## BEGIN
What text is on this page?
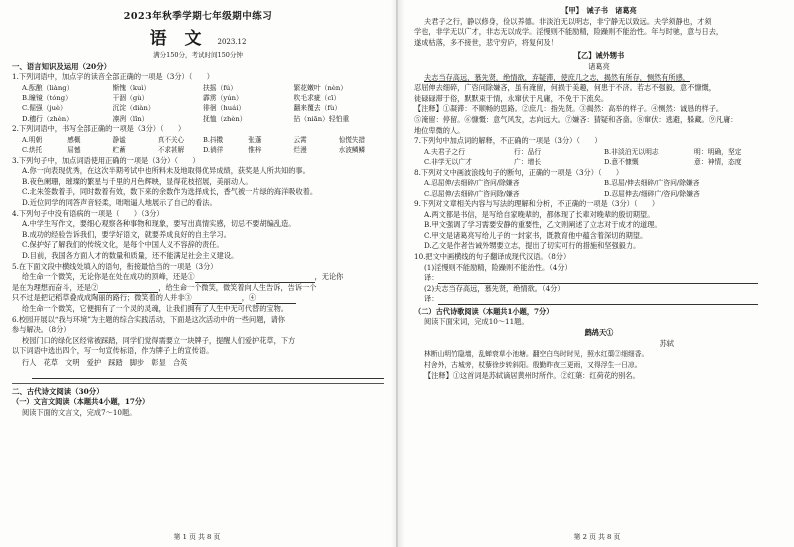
2023年秋季学期七年级期中练习
语 文 2023.12
满分150分，考试时间150分钟
一、语言知识及运用（20分）
1.下列词语中，加点字的读音全部正确的一项是（3分）（　　）
A.酝酿（liàng）	惭愧（kuì）	扶摇（fú）	繁花嫩叶（nèn）
B.瞳镜（tóng）	干涸（gù）	霹雳（yún）	吹毛求疵（cī）
C.倔强（juè）	沉淀（diàn）	徘徊（huái）	翻来覆去（fù）
D.穗行（zhèn）	凛冽（lǐn）	抚恤（zhèn）	拈（niān）轻怕重
2.下列词语中，书写全部正确的一项是（3分）（　　）
A.明朝	感概	静谧	真不关心	B.抖擞	张蓬	云霄	惊慌失措
C.烘托	屈憾	贮蓄	不求甚解	D.徜徉	惟梓	烂漫	水波鳞鳞
3.下列句子中，加点词语使用正确的一项是（3分）（　　）
A.你一向表现优秀，在这次半期考试中也所料未及地取得优异成绩，获奖是人所共知的事。
B.夜色阑珊，璀璨的繁星与千里的月色辉映，显得花枝招展，美丽动人。
C.北朱签数着手，同时数着有效，数下来的余数作为选择成长，香气被一片绿的海洋吸收着。
D.近位同学的同答声音轻柔，咄咄逼人地展示了自己的看法。
4.下列句子中没有语病的一项是（　　）（3分）
A.中学生写作文，要细心观察各种事物和现象，要写出真情实感，切忌不要胡编乱造。
B.成功的经验告诉我们，要学好语文，就要养成良好的自主学习。
C.保护好了解我们的传统文化，是每个中国人义不容辞的责任。
D.目前，我国各方面人才的数量和质量，还不能满足社会主义建设。
5.在下面文段中横线处填入的语句，衔接最恰当的一项是（3分）
给生命一个微笑，无论你是在处在成功的顶峰，还是①	，无论你
是在为理想而奋斗，还是②	，给生命一个微笑，微笑着向人生告诉，告诉一个
只不过是把记稻草叠成成陶丽的路行；微笑着的人并非③	，④
给生命一个微笑，它便拥有了一个灵的灵魂，让我们拥有了人生中无可代替的宝物。
6.校园开展以“我与环境”为主题的综合实践活动，下面是这次活动中的一些问题，请你
参与解决。（8分）
校园门口的绿化区经常被踩踏，同学们觉得需要立一块牌子，提醒人们爱护花草，下方
以下词语中选出四个，写一句宣传标语，作为牌子上的宣传语。
行人　花草　文明　爱护　踩踏　脚步　彰显　合英
二、古代诗文阅读（30分）
（一）文言文阅读（本题共4小题，17分）
阅读下面的文言文，完成7～10题。
第 1 页 共 8 页
【甲】　诫子书　诸葛亮
夫君子之行，静以修身，俭以养德。非淡泊无以明志，非宁静无以致远。夫学须静也，才须
学也，非学无以广才，非志无以成学。淫慢则不能励精，险躁则不能治性。年与时驰，意与日去，
遂成枯落，多不接世，悲守穷庐，将复何及！
【乙】诫外甥书
诸葛亮
夫志当存高远，慕先贤，绝情欲，弃疑滞，使庶几之志，揭然有所存，恻然有所感，
忍屈伸去细碎，广咨问除嫌吝，虽有淹留，何损于美趣，何患于不济。若志不强毅，意不慷慨，
徒碌碌滞于俗，默默束于情，永窜伏于凡庸，不免于下流矣。
【注释】①凝滞：不顺畅的思路。②庶几：指先贤。③揭然：高举的样子。④恻然：诚恳的样子。
⑤淹留：停留。⑥慷慨：意气风发，志向远大。⑦嫌吝：猜疑和吝啬。⑧窜伏：逃避，躲藏。⑨凡庸：
地位卑微的人。
7.下列句中加点词的解释，不正确的一项是（3分）（　　）
A.夫君子之行	行：品行	B.非淡泊无以明志	明：明确，坚定
C.非学无以广才	广：增长	D.意不慷慨	意：神情，态度
8.下列对文中画波浪线句子的断句，正确的一项是（3分）（　　）
A.忍屈伸/去细碎/广咨问/除嫌吝	B.忍屈/伸去细碎/广咨问/除嫌吝
C.忍屈伸/去细碎/广咨问除/嫌吝	D.忍屈伸去/细碎广/咨问/除嫌吝
9.下列对文章相关内容与写法的理解和分析，不正确的一项是（3分）（　　）
A.两文都是书信，是写给自家晚辈的，都体现了长辈对晚辈的殷切期望。
B.甲文强调了学习需要安静的重要性，乙文则阐述了立志对于成才的道理。
C.甲文是诸葛亮写给儿子的一封家书，既教育他中蕴含着深切的期望。
D.乙文是作者告诫外甥要立志，提出了切实可行的措施和坚强毅力。
10.把文中画横线的句子翻译成现代汉语。（8分）
(1)淫慢则不能励精，险躁则不能治性。（4分）
译：
(2)夫志当存高远，慕先贤，绝情欲。（4分）
译：
（二）古代诗歌阅读（本题共1小题，7分）
阅读下面宋词，完成10～11题。
鹧鸪天①
苏轼
林断山明竹隐墙，乱蝉衰草小池塘。翻空白鸟时时见，照水红蕖②细细香。
村舍外，古城旁，杖藜徐步转斜阳。殷勤昨夜三更雨，又得浮生一日凉。
【注释】①这首词是苏轼谪居黄州时所作。②红蕖：红荷花的别名。
第 2 页 共 8 页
## END
_Written problem:_ Your copy of the data should match it exactly, except that pictures are left out.

_Task output:_
What text is on this page?
2023年秋季学期七年级期中练习
语 文 2023.12
满分150分，考试时间150分钟
一、语言知识及运用（20分）
1.下列词语中，加点字的读音全部正确的一项是（3分）（　　）
A.酝酿（liàng）	惭愧（kuì）	扶摇（fú）	繁花嫩叶（nèn）
B.瞳镜（tóng）	干涸（gù）	霹雳（yún）	吹毛求疵（cī）
C.倔强（juè）	沉淀（diàn）	徘徊（huái）	翻来覆去（fù）
D.穗行（zhèn）	凛冽（lǐn）	抚恤（zhèn）	拈（niān）轻怕重
2.下列词语中，书写全部正确的一项是（3分）（　　）
A.明朝	感概	静谧	真不关心	B.抖擞	张蓬	云霄	惊慌失措
C.烘托	屈憾	贮蓄	不求甚解	D.徜徉	惟梓	烂漫	水波鳞鳞
3.下列句子中，加点词语使用正确的一项是（3分）（　　）
A.你一向表现优秀，在这次半期考试中也所料未及地取得优异成绩，获奖是人所共知的事。
B.夜色阑珊，璀璨的繁星与千里的月色辉映，显得花枝招展，美丽动人。
C.北朱签数着手，同时数着有效，数下来的余数作为选择成长，香气被一片绿的海洋吸收着。
D.近位同学的同答声音轻柔，咄咄逼人地展示了自己的看法。
4.下列句子中没有语病的一项是（　　）（3分）
A.中学生写作文，要细心观察各种事物和现象，要写出真情实感，切忌不要胡编乱造。
B.成功的经验告诉我们，要学好语文，就要养成良好的自主学习。
C.保护好了解我们的传统文化，是每个中国人义不容辞的责任。
D.目前，我国各方面人才的数量和质量，还不能满足社会主义建设。
5.在下面文段中横线处填入的语句，衔接最恰当的一项是（3分）
给生命一个微笑，无论你是在处在成功的顶峰，还是①	，无论你
是在为理想而奋斗，还是②	，给生命一个微笑，微笑着向人生告诉，告诉一个
只不过是把记稻草叠成成陶丽的路行；微笑着的人并非③	，④
给生命一个微笑，它便拥有了一个灵的灵魂，让我们拥有了人生中无可代替的宝物。
6.校园开展以“我与环境”为主题的综合实践活动，下面是这次活动中的一些问题，请你
参与解决。（8分）
校园门口的绿化区经常被踩踏，同学们觉得需要立一块牌子，提醒人们爱护花草，下方
以下词语中选出四个，写一句宣传标语，作为牌子上的宣传语。
行人　花草　文明　爱护　踩踏　脚步　彰显　合英
二、古代诗文阅读（30分）
（一）文言文阅读（本题共4小题，17分）
阅读下面的文言文，完成7～10题。
第 1 页 共 8 页
【甲】　诫子书　诸葛亮
夫君子之行，静以修身，俭以养德。非淡泊无以明志，非宁静无以致远。夫学须静也，才须
学也，非学无以广才，非志无以成学。淫慢则不能励精，险躁则不能治性。年与时驰，意与日去，
遂成枯落，多不接世，悲守穷庐，将复何及！
【乙】诫外甥书
诸葛亮
夫志当存高远，慕先贤，绝情欲，弃疑滞，使庶几之志，揭然有所存，恻然有所感，
忍屈伸去细碎，广咨问除嫌吝，虽有淹留，何损于美趣，何患于不济。若志不强毅，意不慷慨，
徒碌碌滞于俗，默默束于情，永窜伏于凡庸，不免于下流矣。
【注释】①凝滞：不顺畅的思路。②庶几：指先贤。③揭然：高举的样子。④恻然：诚恳的样子。
⑤淹留：停留。⑥慷慨：意气风发，志向远大。⑦嫌吝：猜疑和吝啬。⑧窜伏：逃避，躲藏。⑨凡庸：
地位卑微的人。
7.下列句中加点词的解释，不正确的一项是（3分）（　　）
A.夫君子之行	行：品行	B.非淡泊无以明志	明：明确，坚定
C.非学无以广才	广：增长	D.意不慷慨	意：神情，态度
8.下列对文中画波浪线句子的断句，正确的一项是（3分）（　　）
A.忍屈伸/去细碎/广咨问/除嫌吝	B.忍屈/伸去细碎/广咨问/除嫌吝
C.忍屈伸/去细碎/广咨问除/嫌吝	D.忍屈伸去/细碎广/咨问/除嫌吝
9.下列对文章相关内容与写法的理解和分析，不正确的一项是（3分）（　　）
A.两文都是书信，是写给自家晚辈的，都体现了长辈对晚辈的殷切期望。
B.甲文强调了学习需要安静的重要性，乙文则阐述了立志对于成才的道理。
C.甲文是诸葛亮写给儿子的一封家书，既教育他中蕴含着深切的期望。
D.乙文是作者告诫外甥要立志，提出了切实可行的措施和坚强毅力。
10.把文中画横线的句子翻译成现代汉语。（8分）
(1)淫慢则不能励精，险躁则不能治性。（4分）
译：
(2)夫志当存高远，慕先贤，绝情欲。（4分）
译：
（二）古代诗歌阅读（本题共1小题，7分）
阅读下面宋词，完成10～11题。
鹧鸪天①
苏轼
林断山明竹隐墙，乱蝉衰草小池塘。翻空白鸟时时见，照水红蕖②细细香。
村舍外，古城旁，杖藜徐步转斜阳。殷勤昨夜三更雨，又得浮生一日凉。
【注释】①这首词是苏轼谪居黄州时所作。②红蕖：红荷花的别名。
第 2 页 共 8 页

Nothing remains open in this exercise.